**WHAT THE TASK ASKS**
Reproduce the entries exactly.
== == ==
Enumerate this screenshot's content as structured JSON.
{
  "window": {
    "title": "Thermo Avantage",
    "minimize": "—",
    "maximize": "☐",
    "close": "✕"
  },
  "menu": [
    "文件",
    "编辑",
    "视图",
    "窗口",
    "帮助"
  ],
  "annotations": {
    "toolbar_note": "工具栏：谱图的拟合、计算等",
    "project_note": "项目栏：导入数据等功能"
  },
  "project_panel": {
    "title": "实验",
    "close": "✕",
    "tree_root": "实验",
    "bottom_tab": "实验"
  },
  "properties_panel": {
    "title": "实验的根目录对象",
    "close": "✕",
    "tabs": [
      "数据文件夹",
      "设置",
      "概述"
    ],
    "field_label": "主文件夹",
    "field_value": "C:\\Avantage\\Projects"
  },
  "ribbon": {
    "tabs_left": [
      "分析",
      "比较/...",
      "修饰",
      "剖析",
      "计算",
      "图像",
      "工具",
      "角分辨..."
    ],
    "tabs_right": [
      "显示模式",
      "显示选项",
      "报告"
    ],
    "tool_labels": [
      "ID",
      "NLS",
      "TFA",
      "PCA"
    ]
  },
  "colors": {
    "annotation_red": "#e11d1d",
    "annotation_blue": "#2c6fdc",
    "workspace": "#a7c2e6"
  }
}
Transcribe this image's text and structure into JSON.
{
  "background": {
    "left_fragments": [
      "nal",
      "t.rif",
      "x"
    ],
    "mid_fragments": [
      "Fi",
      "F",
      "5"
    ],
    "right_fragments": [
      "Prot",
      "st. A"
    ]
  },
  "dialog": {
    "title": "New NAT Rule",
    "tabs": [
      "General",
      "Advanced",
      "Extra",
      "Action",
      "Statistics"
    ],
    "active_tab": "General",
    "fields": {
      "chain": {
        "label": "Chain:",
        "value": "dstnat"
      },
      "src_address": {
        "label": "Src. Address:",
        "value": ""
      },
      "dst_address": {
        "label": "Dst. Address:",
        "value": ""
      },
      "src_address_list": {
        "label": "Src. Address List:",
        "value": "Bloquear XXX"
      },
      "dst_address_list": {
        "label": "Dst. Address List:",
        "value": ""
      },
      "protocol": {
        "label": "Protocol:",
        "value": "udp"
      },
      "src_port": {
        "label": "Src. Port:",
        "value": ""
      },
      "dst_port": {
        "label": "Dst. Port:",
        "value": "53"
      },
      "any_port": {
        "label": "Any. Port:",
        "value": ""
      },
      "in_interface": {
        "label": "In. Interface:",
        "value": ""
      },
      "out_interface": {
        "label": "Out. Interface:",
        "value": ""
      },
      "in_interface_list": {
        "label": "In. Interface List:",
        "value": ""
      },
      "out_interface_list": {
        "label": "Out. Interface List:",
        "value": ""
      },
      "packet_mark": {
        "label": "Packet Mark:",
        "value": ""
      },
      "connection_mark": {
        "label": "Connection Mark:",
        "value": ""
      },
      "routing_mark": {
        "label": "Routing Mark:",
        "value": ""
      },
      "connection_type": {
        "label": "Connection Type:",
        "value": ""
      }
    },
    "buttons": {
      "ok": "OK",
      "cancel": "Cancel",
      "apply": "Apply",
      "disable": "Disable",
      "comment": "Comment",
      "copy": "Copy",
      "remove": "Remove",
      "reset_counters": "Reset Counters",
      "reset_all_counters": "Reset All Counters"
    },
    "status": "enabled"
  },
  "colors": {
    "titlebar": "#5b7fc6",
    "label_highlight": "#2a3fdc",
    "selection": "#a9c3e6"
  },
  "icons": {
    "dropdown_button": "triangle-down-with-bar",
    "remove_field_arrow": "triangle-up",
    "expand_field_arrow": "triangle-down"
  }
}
== == ==
**CORRECT OUTPUT**
Enumerate this screenshot's content as structured JSON.
{
  "window": {
    "title": "Thermo Avantage",
    "minimize": "—",
    "maximize": "☐",
    "close": "✕"
  },
  "menu": [
    "文件",
    "编辑",
    "视图",
    "窗口",
    "帮助"
  ],
  "annotations": {
    "toolbar_note": "工具栏：谱图的拟合、计算等",
    "project_note": "项目栏：导入数据等功能"
  },
  "project_panel": {
    "title": "实验",
    "close": "✕",
    "tree_root": "实验",
    "bottom_tab": "实验"
  },
  "properties_panel": {
    "title": "实验的根目录对象",
    "close": "✕",
    "tabs": [
      "数据文件夹",
      "设置",
      "概述"
    ],
    "field_label": "主文件夹",
    "field_value": "C:\\Avantage\\Projects"
  },
  "ribbon": {
    "tabs_left": [
      "分析",
      "比较/...",
      "修饰",
      "剖析",
      "计算",
      "图像",
      "工具",
      "角分辨..."
    ],
    "tabs_right": [
      "显示模式",
      "显示选项",
      "报告"
    ],
    "tool_labels": [
      "ID",
      "NLS",
      "TFA",
      "PCA"
    ]
  },
  "colors": {
    "annotation_red": "#e11d1d",
    "annotation_blue": "#2c6fdc",
    "workspace": "#a7c2e6"
  }
}
Transcribe this image's text and structure into JSON.
{
  "background": {
    "left_fragments": [
      "nal",
      "t.rif",
      "x"
    ],
    "mid_fragments": [
      "Fi",
      "F",
      "5"
    ],
    "right_fragments": [
      "Prot",
      "st. A"
    ]
  },
  "dialog": {
    "title": "New NAT Rule",
    "tabs": [
      "General",
      "Advanced",
      "Extra",
      "Action",
      "Statistics"
    ],
    "active_tab": "General",
    "fields": {
      "chain": {
        "label": "Chain:",
        "value": "dstnat"
      },
      "src_address": {
        "label": "Src. Address:",
        "value": ""
      },
      "dst_address": {
        "label": "Dst. Address:",
        "value": ""
      },
      "src_address_list": {
        "label": "Src. Address List:",
        "value": "Bloquear XXX"
      },
      "dst_address_list": {
        "label": "Dst. Address List:",
        "value": ""
      },
      "protocol": {
        "label": "Protocol:",
        "value": "udp"
      },
      "src_port": {
        "label": "Src. Port:",
        "value": ""
      },
      "dst_port": {
        "label": "Dst. Port:",
        "value": "53"
      },
      "any_port": {
        "label": "Any. Port:",
        "value": ""
      },
      "in_interface": {
        "label": "In. Interface:",
        "value": ""
      },
      "out_interface": {
        "label": "Out. Interface:",
        "value": ""
      },
      "in_interface_list": {
        "label": "In. Interface List:",
        "value": ""
      },
      "out_interface_list": {
        "label": "Out. Interface List:",
        "value": ""
      },
      "packet_mark": {
        "label": "Packet Mark:",
        "value": ""
      },
      "connection_mark": {
        "label": "Connection Mark:",
        "value": ""
      },
      "routing_mark": {
        "label": "Routing Mark:",
        "value": ""
      },
      "connection_type": {
        "label": "Connection Type:",
        "value": ""
      }
    },
    "buttons": {
      "ok": "OK",
      "cancel": "Cancel",
      "apply": "Apply",
      "disable": "Disable",
      "comment": "Comment",
      "copy": "Copy",
      "remove": "Remove",
      "reset_counters": "Reset Counters",
      "reset_all_counters": "Reset All Counters"
    },
    "status": "enabled"
  },
  "colors": {
    "titlebar": "#5b7fc6",
    "label_highlight": "#2a3fdc",
    "selection": "#a9c3e6"
  },
  "icons": {
    "dropdown_button": "triangle-down-with-bar",
    "remove_field_arrow": "triangle-up",
    "expand_field_arrow": "triangle-down"
  }
}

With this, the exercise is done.